§ DIRECTIONS:
1 - Repeat the passage of the post on Barack Obama and the L-Word from "by Mojambo ( 60" up to and including "of American politics.".
2 - In the post on Barack Obama and the L-Word, where was David Plouffe speaking when he made his remark about someone who would lie to 50 million Americans?
3 - Pick up the post on Barack Obama and the L-Word where it stops, and continue it.

Start of TEXT

Please read AZ Old Dog’s post on Data Mining.

Here is Politico’s behind the scenes anatomy of what happened during the showdown.

Barack Obama and the L-Word

by Mojambo ( 60 Comments › )
Filed under Barack Obama, Elections 2012, Joe Biden, Liberal Fascism, Media, Mitt Romney at October 11th, 2012 - 12:00 pm

Barack Obama,  his campaign advisers, and his running dogs in the media all have  the maturity level of  15  year old girls who as Mr. Henninger says “Drop F-bombs so casually on the NYC subways”.

by Daniel Henninger

The election campaign of the 44th U.S. president is now calling another candidate for the American presidency a “liar.” This is a new low. It is amazing and depressing to hear this term being used as a formal strategy by people at the highest level of American politics.

“Liar” is a potent and ugly word with a sleazy political pedigree. But “liar” is not being deployed only by party attack dogs or the Daily Kos comment queue. Mitt Romney is being called a “liar” by officials at the top of the Obama re-election campaign. Speaking the day after the debate in the press cabin of Air Force One, top Obama adviser David Plouffe said, “We thought it was important to let people know that someone who would lie to 50 million Americans, you should have some questions about whether that person should sit in the Oval Office.”

[………]

Explicitly calling someone a “liar” is—or used to be—a serious and rare charge, in or out of politics. It’s a loaded word. It crosses a line. “Liar” suggests bad faith and conscious duplicity—a total, cynical falsity.

Politics isn’t beanbag, but politicians past had all sorts of devices to say or suggest an opponent was playing fast and loose with the truth. This week’s Obama TV ad, “How Can We Trust Mitt Romney?” would have been perfectly legit absent the Plouffe “liar” prepping.

[………]

Every other time he talks, Barack Obama says “millionaires” should pay more taxes, when all his proposed tax increases clearly start at individual incomes of $200,000. That isn’t a “lie.” It’s a president taking three steps to make a layup.

End of TEXT
Start of DATASET EXTRACT

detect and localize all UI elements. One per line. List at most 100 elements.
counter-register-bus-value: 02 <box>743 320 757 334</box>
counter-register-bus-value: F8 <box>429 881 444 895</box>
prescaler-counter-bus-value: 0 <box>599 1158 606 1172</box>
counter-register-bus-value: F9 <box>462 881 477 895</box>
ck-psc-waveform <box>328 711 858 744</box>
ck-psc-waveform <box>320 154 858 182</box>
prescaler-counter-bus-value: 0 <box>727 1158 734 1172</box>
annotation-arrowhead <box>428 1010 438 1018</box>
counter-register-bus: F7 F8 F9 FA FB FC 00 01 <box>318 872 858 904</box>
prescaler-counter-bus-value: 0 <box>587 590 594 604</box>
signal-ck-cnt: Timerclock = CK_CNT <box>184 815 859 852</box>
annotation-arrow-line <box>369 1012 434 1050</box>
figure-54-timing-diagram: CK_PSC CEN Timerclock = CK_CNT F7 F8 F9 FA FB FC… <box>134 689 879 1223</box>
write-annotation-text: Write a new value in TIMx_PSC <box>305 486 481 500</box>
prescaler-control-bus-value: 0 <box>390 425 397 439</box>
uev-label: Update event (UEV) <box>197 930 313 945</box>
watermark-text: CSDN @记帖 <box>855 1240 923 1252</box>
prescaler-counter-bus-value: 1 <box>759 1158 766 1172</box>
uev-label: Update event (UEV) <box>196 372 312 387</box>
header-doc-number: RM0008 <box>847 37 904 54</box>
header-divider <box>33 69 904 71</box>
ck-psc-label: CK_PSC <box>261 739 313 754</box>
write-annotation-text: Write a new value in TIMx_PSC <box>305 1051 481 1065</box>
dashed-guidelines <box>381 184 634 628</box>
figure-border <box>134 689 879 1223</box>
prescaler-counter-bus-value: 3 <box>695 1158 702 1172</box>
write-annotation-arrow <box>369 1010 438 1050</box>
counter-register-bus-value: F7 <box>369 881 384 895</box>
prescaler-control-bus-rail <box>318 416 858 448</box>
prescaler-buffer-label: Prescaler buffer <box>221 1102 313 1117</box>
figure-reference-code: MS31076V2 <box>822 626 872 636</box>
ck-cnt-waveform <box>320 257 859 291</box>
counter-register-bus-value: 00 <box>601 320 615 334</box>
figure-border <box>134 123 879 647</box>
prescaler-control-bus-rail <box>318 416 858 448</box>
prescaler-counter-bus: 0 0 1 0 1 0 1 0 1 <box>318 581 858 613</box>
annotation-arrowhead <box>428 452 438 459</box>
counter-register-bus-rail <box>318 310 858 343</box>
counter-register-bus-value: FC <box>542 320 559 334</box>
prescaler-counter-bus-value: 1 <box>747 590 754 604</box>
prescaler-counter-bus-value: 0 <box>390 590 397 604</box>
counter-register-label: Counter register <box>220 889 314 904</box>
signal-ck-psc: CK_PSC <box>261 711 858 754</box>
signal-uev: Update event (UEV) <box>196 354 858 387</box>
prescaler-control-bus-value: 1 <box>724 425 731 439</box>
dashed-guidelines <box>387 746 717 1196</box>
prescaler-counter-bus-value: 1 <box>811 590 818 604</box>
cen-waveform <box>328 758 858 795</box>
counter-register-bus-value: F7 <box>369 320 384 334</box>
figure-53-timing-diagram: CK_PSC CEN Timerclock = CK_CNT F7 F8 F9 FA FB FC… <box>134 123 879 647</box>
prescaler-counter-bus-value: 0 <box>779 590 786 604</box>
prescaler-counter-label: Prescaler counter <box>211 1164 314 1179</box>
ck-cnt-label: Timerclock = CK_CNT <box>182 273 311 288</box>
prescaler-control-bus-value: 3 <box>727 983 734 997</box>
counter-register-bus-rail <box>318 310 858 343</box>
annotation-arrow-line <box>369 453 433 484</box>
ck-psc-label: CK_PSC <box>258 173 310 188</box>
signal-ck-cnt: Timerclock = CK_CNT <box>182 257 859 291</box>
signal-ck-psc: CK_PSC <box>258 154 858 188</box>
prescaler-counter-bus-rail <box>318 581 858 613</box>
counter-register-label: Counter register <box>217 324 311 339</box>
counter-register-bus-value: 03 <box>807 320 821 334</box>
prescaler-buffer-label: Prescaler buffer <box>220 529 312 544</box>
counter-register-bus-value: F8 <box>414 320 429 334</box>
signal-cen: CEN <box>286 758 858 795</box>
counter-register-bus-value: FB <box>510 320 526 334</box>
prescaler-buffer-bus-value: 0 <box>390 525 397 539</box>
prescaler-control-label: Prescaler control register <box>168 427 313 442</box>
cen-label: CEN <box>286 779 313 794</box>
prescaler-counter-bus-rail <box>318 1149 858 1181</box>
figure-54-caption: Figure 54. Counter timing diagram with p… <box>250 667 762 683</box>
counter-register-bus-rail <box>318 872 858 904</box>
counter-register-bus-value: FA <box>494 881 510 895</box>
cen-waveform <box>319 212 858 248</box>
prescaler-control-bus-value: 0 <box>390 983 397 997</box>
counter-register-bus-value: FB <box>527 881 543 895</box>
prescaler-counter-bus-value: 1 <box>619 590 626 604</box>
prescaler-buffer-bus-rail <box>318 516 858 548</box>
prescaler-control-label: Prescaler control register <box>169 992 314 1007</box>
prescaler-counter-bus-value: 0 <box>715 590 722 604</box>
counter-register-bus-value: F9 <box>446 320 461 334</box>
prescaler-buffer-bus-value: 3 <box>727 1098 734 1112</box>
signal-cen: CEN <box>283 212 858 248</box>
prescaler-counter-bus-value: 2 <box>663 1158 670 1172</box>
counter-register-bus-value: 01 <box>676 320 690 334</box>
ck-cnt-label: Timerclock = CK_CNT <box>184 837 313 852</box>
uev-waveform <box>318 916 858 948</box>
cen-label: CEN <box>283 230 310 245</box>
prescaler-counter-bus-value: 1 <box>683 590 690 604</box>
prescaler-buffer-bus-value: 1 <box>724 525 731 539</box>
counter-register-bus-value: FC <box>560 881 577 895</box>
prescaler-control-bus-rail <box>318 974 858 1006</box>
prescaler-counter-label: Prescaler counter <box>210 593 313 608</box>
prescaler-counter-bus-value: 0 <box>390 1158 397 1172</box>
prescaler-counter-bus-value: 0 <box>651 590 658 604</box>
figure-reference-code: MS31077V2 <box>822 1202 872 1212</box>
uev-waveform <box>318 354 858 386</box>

End of DATASET EXTRACT

§ RESULTS OF THE EXERCISE:
1 -
by Mojambo ( 60 Comments › )
Filed under Barack Obama, Elections 2012, Joe Biden, Liberal Fascism, Media, Mitt Romney at October 11th, 2012 - 12:00 pm

Barack Obama,  his campaign advisers, and his running dogs in the media all have  the maturity level of  15  year old girls who as Mr. Henninger says “Drop F-bombs so casually on the NYC subways”.

by Daniel Henninger

The election campaign of the 44th U.S. president is now calling another candidate for the American presidency a “liar.” This is a new low. It is amazing and depressing to hear this term being used as a formal strategy by people at the highest level of American politics.

2 - In the press cabin of Air Force One, the day after the debate.

3 -
This tack won’t erode Mr. Romney’s new support and may do damage to the president’s candidacy. The polls aren’t jumping around because Mitt Romney is a bamboozler. They’re moving because the 2012 electorate is volatile. The first debate proved voters are looking for answers to their economic anxiety.

The Obama campaign’s resurrection of “liar” as a political tool is odious because it has such a repellent pedigree. It dates to the sleazy world of fascist and totalitarian propaganda in the 1930s. It was part of the milieu of stooges, show trials and dupes. These were people willing to say anything to defeat their opposition. Denouncing people as liars was at the center of it. The idea was never to elevate political debate but to debauch it.

The purpose of calling someone a liar then was not merely to refute their ideas or arguments. It was to nullify them, to eliminate them from participation in politics. That’s what is so unsettling about a David Axelrod or David Plouffe following accusations of dishonesty and lies with “whether that person should sit in the Oval Office.” And that is followed by President Obama himself feeding the new line in stump speeches without himself ever using the L-word.

This Obama campaign is saying, We don’t want to compete with Mitt Romney. We want to obliterate him.

How did it happen that an accusation once confined to the lowest, whiskey-soaked level of politics or rank propaganda campaigns is occurring daily in American politics?

No one has worked harder to revive this low-rent tactic than New York Times columnist Paul Krugman. To my knowledge, Mr. Krugman is the only columnist writing for a major publication in U.S. journalism who has so routinely and repetitively accused people of being liars.

[……..]

The L-word’s strength is directly proportional to the rarity and appropriateness of its use. Today in our politics it is as skuzzily routine as the F-bomb has become among 15-year-old girls on the New York City subways. This is not progress.

It will be interesting which variation of “lie”—if any—comes out of Joe Biden’s mouth in his debate with Paul Ryan. Mr. Biden comes from a political generation that could play rough, but it knew the limits of going too low at the presidential level. Or used to.